▶ _GIVEN INSTRUCTION_
Each line containing the word "file" needs to be copied.

▶ _Collected data entries_

— BEGIN —

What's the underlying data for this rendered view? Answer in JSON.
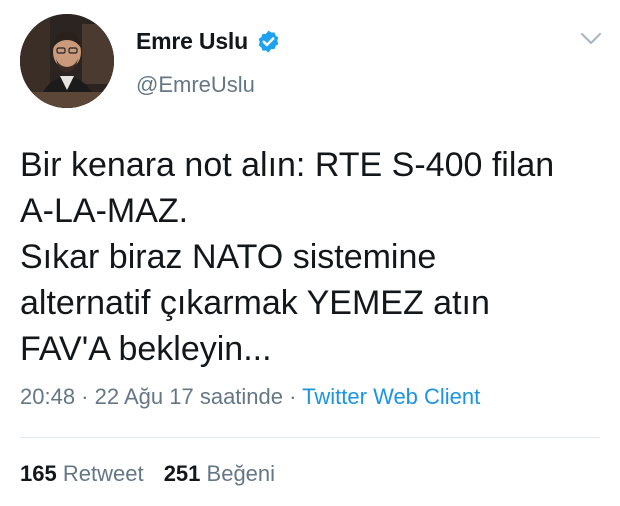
{
  "author": {
    "display_name": "Emre Uslu",
    "handle": "@EmreUslu",
    "verified": true
  },
  "icons": {
    "verified": "verified-badge-icon",
    "menu": "chevron-down-icon"
  },
  "tweet": {
    "lines": [
      "Bir kenara not alın: RTE S-400 filan",
      "A-LA-MAZ.",
      "Sıkar biraz NATO sistemine",
      "alternatif çıkarmak YEMEZ atın",
      "FAV'A bekleyin..."
    ]
  },
  "meta": {
    "time": "20:48",
    "sep1": " · ",
    "date": "22 Ağu 17 saatinde",
    "sep2": " · ",
    "client": "Twitter Web Client"
  },
  "stats": {
    "retweet_count": "165",
    "retweet_label": "Retweet",
    "like_count": "251",
    "like_label": "Beğeni"
  },
  "colors": {
    "text": "#14171a",
    "secondary": "#657786",
    "link": "#1b95e0",
    "verified": "#1da1f2",
    "divider": "#e1e8ed"
  }
}
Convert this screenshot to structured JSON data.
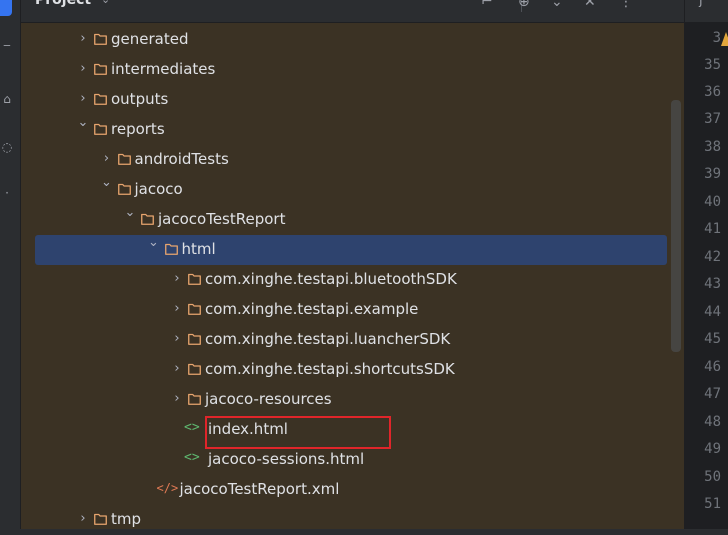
{
  "panel": {
    "title": "Project",
    "title_chevron": "⌄",
    "header_icons": [
      "scope-icon",
      "target-icon",
      "collapse-icon",
      "close-icon",
      "more-icon"
    ]
  },
  "tree": {
    "rows": [
      {
        "label": "generated",
        "type": "folder",
        "expanded": false
      },
      {
        "label": "intermediates",
        "type": "folder",
        "expanded": false
      },
      {
        "label": "outputs",
        "type": "folder",
        "expanded": false
      },
      {
        "label": "reports",
        "type": "folder",
        "expanded": true
      },
      {
        "label": "androidTests",
        "type": "folder",
        "expanded": false
      },
      {
        "label": "jacoco",
        "type": "folder",
        "expanded": true
      },
      {
        "label": "jacocoTestReport",
        "type": "folder",
        "expanded": true
      },
      {
        "label": "html",
        "type": "folder",
        "expanded": true,
        "selected": true
      },
      {
        "label": "com.xinghe.testapi.bluetoothSDK",
        "type": "folder",
        "expanded": false
      },
      {
        "label": "com.xinghe.testapi.example",
        "type": "folder",
        "expanded": false
      },
      {
        "label": "com.xinghe.testapi.luancherSDK",
        "type": "folder",
        "expanded": false
      },
      {
        "label": "com.xinghe.testapi.shortcutsSDK",
        "type": "folder",
        "expanded": false
      },
      {
        "label": "jacoco-resources",
        "type": "folder",
        "expanded": false
      },
      {
        "label": "index.html",
        "type": "html-file",
        "highlighted": true
      },
      {
        "label": "jacoco-sessions.html",
        "type": "html-file"
      },
      {
        "label": "jacocoTestReport.xml",
        "type": "xml-file"
      },
      {
        "label": "tmp",
        "type": "folder",
        "expanded": false
      }
    ]
  },
  "gutter": {
    "tab_label": "j",
    "line_numbers": [
      "3",
      "35",
      "36",
      "37",
      "38",
      "39",
      "40",
      "41",
      "42",
      "43",
      "44",
      "45",
      "46",
      "47",
      "48",
      "49",
      "50",
      "51"
    ]
  },
  "colors": {
    "panel_bg": "#3b3224",
    "selection": "#2e436e",
    "highlight_border": "#e0252a",
    "folder_stroke": "#e8a56e",
    "html_icon": "#5fb870",
    "xml_icon": "#e07a55"
  }
}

— END —

▶ _RESPONSE_
        "type": "html-file",
        "type": "html-file"
        "type": "xml-file"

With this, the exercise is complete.